# [DIRECTIVE]
Find each line with the string "Lancaster" and copy it.

begin

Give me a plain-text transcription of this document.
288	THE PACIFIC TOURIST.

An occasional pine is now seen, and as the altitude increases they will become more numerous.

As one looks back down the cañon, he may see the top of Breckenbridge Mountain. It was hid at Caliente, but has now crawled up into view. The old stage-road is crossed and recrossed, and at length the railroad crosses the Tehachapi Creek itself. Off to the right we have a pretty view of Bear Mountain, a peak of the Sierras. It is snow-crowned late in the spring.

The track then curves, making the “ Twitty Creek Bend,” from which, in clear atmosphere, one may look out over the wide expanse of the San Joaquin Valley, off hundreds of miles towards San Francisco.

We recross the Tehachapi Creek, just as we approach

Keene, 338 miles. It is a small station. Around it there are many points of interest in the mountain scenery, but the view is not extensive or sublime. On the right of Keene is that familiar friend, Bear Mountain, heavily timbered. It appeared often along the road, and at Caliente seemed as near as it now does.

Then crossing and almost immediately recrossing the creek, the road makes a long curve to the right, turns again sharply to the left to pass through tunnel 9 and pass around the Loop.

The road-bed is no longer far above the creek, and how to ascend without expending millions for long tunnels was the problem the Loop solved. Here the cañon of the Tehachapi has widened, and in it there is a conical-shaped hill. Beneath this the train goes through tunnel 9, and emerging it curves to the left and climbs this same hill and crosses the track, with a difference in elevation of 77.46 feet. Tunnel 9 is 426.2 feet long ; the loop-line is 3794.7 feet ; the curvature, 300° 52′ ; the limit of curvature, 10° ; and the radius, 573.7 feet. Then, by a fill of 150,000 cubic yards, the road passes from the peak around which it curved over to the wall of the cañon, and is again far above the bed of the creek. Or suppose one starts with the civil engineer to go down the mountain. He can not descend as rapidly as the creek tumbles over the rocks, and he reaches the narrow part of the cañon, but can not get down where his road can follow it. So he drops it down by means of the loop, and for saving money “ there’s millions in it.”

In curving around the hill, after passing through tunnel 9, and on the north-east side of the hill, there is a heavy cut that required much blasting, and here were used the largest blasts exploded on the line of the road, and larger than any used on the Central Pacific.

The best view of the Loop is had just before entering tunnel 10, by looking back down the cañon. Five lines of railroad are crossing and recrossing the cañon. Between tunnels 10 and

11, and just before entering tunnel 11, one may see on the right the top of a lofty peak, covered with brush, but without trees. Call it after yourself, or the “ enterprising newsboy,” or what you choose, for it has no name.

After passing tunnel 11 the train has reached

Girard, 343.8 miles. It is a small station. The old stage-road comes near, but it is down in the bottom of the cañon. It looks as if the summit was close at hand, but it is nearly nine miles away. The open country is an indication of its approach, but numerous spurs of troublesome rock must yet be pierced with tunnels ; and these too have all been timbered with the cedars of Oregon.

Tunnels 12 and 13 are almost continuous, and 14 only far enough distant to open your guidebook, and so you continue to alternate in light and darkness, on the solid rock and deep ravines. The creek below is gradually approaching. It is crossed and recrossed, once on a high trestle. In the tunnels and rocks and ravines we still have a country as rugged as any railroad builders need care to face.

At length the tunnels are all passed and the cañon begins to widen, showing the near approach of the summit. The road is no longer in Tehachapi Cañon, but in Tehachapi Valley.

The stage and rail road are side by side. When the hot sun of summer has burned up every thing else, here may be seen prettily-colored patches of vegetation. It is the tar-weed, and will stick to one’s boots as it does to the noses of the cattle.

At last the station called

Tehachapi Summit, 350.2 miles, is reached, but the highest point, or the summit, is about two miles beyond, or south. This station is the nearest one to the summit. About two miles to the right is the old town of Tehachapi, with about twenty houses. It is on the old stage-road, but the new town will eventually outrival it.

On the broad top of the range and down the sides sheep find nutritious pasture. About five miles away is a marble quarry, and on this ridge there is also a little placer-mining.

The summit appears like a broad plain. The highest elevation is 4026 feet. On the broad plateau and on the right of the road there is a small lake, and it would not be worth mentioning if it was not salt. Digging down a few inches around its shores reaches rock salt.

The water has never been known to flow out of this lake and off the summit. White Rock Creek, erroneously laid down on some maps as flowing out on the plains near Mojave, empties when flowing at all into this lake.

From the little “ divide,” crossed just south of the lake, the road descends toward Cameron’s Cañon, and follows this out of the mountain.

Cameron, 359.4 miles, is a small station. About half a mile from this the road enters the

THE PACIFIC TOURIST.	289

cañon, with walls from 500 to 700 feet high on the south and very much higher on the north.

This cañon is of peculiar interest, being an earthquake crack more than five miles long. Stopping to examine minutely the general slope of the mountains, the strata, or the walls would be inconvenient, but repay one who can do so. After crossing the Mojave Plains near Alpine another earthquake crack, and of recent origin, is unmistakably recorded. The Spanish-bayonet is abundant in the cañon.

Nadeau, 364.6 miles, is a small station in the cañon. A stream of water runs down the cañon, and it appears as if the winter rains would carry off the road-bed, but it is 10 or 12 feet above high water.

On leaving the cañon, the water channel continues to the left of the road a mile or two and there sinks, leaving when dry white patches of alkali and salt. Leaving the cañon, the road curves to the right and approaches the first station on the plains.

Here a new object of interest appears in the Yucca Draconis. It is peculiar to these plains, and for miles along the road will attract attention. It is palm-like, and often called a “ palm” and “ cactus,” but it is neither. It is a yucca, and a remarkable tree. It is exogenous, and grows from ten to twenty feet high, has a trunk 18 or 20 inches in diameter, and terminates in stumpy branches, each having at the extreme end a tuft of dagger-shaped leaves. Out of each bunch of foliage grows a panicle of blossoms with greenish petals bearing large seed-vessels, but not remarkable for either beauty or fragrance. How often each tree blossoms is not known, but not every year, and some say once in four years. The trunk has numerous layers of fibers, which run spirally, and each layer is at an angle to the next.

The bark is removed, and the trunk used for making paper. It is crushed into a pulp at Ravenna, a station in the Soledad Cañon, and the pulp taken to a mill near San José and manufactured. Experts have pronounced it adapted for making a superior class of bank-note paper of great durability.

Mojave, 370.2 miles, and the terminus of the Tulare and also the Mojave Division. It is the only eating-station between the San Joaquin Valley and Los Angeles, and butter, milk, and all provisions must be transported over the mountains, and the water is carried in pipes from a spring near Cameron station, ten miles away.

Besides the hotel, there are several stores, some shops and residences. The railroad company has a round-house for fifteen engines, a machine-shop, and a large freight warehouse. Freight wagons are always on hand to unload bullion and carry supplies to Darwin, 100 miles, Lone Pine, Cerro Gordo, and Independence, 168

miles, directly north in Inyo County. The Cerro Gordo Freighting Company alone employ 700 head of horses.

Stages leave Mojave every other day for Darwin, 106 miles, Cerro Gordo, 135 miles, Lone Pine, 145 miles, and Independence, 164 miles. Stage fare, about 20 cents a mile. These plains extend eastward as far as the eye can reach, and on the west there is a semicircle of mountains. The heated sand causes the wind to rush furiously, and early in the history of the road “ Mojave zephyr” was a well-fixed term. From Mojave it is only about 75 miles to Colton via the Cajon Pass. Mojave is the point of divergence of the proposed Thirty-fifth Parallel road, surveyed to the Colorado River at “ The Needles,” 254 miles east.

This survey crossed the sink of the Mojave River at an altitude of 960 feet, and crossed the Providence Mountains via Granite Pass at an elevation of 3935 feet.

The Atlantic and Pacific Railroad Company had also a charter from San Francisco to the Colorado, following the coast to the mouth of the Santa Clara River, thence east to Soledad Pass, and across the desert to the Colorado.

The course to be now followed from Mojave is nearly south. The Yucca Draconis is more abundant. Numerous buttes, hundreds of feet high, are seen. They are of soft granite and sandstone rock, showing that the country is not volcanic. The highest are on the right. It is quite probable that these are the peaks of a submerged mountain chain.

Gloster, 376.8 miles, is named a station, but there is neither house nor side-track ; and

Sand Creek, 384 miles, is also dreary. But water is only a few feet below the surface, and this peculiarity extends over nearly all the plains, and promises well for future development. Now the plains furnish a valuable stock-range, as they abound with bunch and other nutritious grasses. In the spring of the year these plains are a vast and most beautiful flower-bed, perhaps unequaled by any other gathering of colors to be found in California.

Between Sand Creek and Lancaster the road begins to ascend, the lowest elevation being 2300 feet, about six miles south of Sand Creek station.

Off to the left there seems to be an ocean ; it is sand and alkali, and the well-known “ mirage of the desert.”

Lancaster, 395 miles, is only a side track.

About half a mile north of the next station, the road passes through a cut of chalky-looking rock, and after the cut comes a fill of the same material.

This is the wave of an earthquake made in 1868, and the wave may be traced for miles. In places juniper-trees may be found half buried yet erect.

end

# [SOLUTION TO THE EXERCISE]
Between Sand Creek and Lancaster the road begins to ascend, the lowest elevation being 2300 feet, about six miles south of Sand Creek station.
Lancaster, 395 miles, is only a side track.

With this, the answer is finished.